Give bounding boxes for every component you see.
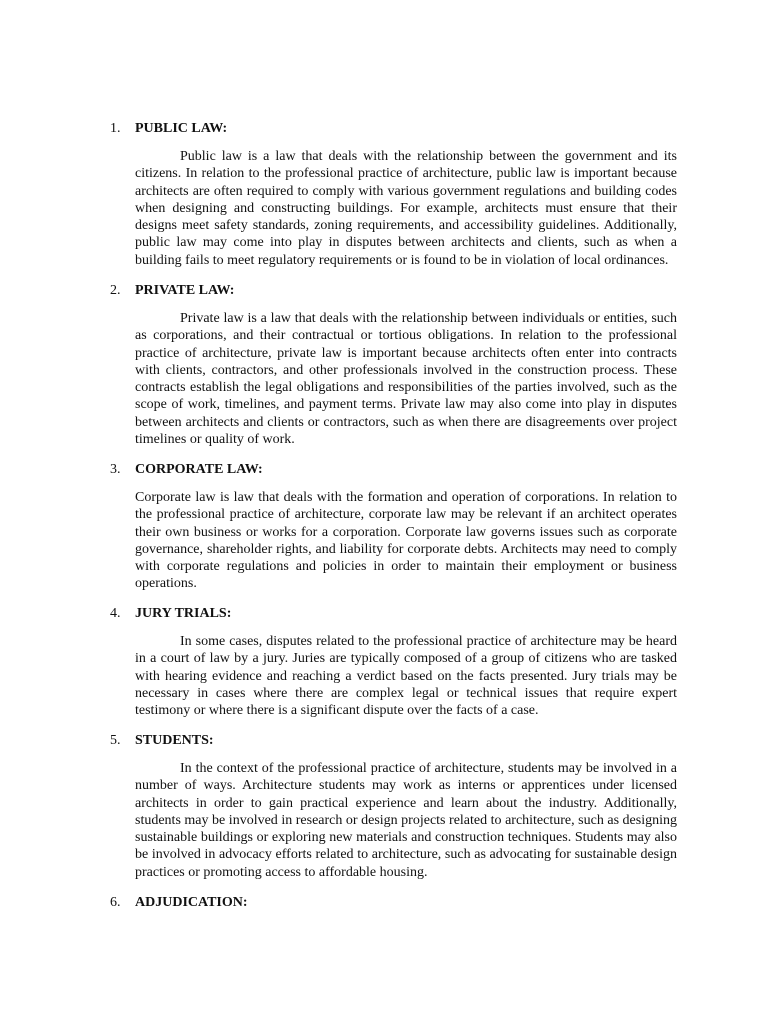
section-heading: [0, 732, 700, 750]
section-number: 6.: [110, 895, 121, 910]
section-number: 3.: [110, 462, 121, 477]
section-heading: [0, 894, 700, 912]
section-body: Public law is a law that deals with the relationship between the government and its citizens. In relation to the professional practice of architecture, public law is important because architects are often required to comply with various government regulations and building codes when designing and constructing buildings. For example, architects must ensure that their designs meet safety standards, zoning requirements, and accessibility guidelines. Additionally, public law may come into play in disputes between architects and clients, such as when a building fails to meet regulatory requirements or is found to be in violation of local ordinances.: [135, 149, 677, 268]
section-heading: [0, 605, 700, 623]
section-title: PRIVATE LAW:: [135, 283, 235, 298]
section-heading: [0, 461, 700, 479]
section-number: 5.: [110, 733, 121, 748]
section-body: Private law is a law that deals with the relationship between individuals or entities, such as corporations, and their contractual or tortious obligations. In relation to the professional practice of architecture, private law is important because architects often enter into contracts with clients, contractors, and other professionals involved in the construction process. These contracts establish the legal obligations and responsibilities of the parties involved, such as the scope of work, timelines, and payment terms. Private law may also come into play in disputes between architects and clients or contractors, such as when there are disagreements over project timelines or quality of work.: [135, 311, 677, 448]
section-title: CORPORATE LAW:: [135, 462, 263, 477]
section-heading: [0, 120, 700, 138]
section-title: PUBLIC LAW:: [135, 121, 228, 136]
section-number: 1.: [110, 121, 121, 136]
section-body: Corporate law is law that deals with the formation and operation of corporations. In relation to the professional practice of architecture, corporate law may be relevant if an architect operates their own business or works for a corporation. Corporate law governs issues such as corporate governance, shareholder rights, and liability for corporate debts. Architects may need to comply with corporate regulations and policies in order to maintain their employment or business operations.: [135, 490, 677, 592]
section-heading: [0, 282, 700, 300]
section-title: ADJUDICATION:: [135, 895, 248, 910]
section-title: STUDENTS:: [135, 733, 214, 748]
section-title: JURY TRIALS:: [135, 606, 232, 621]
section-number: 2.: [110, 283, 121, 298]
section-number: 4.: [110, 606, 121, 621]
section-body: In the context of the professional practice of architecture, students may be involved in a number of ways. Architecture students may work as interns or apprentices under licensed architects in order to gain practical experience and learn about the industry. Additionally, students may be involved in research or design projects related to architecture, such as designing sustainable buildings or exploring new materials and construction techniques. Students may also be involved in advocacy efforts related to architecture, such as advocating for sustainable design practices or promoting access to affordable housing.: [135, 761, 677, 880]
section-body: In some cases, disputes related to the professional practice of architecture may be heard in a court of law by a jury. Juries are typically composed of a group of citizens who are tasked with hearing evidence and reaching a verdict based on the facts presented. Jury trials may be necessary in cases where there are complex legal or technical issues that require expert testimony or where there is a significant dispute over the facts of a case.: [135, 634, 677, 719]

==

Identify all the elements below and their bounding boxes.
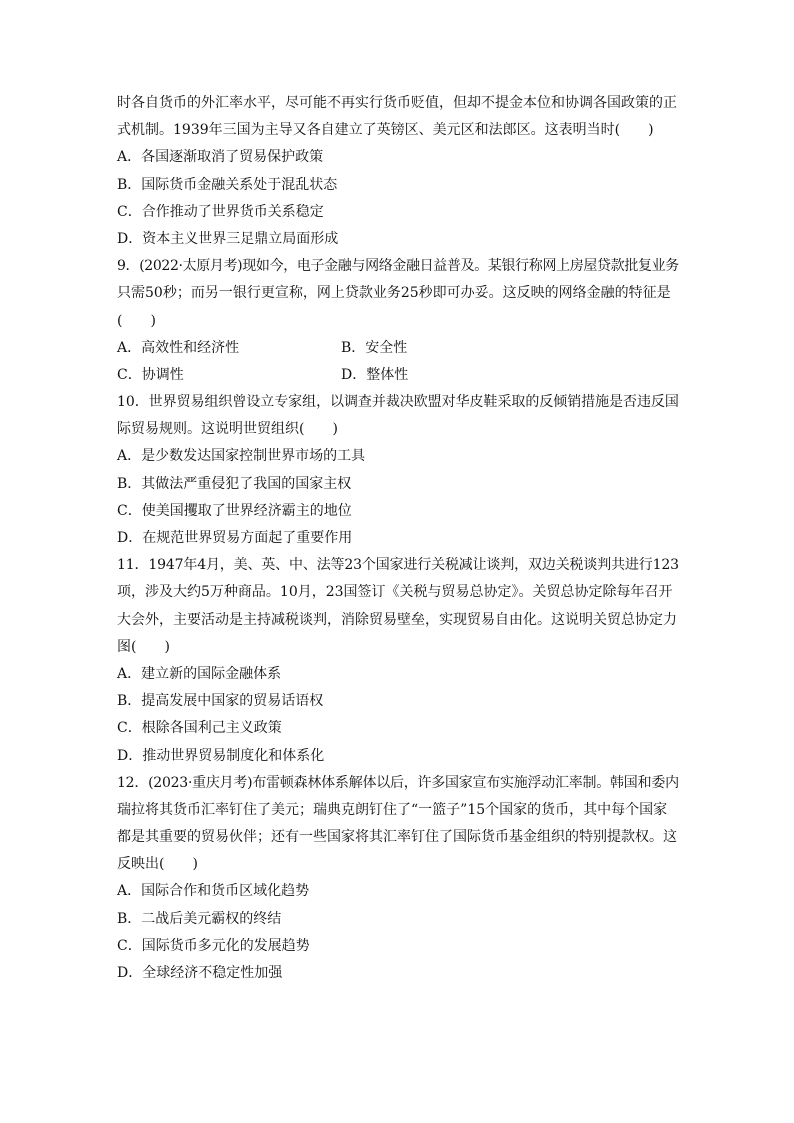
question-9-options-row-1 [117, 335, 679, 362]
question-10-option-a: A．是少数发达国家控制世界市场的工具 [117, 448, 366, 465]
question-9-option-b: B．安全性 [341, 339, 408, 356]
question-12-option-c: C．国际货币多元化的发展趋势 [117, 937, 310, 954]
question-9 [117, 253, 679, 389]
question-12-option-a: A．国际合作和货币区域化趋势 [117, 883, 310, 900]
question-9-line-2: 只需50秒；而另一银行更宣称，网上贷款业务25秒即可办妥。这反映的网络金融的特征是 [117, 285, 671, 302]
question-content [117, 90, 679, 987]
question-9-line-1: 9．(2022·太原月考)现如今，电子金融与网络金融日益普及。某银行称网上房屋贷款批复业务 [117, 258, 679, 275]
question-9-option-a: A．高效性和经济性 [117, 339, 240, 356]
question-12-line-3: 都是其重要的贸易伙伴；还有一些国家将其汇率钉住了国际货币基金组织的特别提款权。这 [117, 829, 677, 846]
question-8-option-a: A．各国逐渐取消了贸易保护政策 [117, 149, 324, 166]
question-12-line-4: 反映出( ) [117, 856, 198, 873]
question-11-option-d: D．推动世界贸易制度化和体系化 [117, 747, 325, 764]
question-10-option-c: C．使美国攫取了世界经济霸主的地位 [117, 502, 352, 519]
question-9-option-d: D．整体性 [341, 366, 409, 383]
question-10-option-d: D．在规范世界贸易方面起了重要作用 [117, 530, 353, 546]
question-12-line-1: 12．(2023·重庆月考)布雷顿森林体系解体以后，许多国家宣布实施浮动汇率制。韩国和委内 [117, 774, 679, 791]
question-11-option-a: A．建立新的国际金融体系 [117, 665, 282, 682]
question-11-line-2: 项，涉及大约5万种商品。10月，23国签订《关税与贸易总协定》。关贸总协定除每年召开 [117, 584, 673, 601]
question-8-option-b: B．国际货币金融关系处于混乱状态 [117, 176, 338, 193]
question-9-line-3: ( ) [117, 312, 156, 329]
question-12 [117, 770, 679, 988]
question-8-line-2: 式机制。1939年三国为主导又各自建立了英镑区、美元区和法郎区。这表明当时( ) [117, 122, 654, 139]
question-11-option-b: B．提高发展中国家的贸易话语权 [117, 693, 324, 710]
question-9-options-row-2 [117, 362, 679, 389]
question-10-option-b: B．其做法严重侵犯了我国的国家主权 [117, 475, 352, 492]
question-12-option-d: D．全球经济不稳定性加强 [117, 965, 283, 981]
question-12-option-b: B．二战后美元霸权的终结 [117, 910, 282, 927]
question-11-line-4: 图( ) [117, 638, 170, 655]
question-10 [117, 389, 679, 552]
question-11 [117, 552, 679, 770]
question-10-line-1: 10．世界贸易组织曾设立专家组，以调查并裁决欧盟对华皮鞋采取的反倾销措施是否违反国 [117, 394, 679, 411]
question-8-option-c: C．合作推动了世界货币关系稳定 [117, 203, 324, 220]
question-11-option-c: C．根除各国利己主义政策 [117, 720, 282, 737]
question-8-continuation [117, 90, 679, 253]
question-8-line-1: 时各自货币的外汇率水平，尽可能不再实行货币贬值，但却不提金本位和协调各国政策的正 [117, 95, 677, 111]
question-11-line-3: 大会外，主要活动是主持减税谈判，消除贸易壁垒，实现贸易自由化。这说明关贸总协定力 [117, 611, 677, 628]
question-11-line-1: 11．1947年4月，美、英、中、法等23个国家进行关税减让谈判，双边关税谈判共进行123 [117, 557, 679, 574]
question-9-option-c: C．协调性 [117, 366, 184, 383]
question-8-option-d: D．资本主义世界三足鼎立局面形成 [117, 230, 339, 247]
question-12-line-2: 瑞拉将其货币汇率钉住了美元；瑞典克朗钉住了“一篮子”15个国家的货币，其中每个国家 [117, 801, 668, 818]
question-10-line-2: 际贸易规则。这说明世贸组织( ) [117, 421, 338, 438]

# TASK BRIEF:
Quote the data lines exactly, beginning at the line that contains "section-heading: [0, 732, 700, 750]" and stopping after the line that contains "section-heading: [0, 894, 700, 912]".

# RESPONSE BELOW:
section-heading: [0, 732, 700, 750]
section-number: 6.: [110, 895, 121, 910]
section-number: 3.: [110, 462, 121, 477]
section-heading: [0, 894, 700, 912]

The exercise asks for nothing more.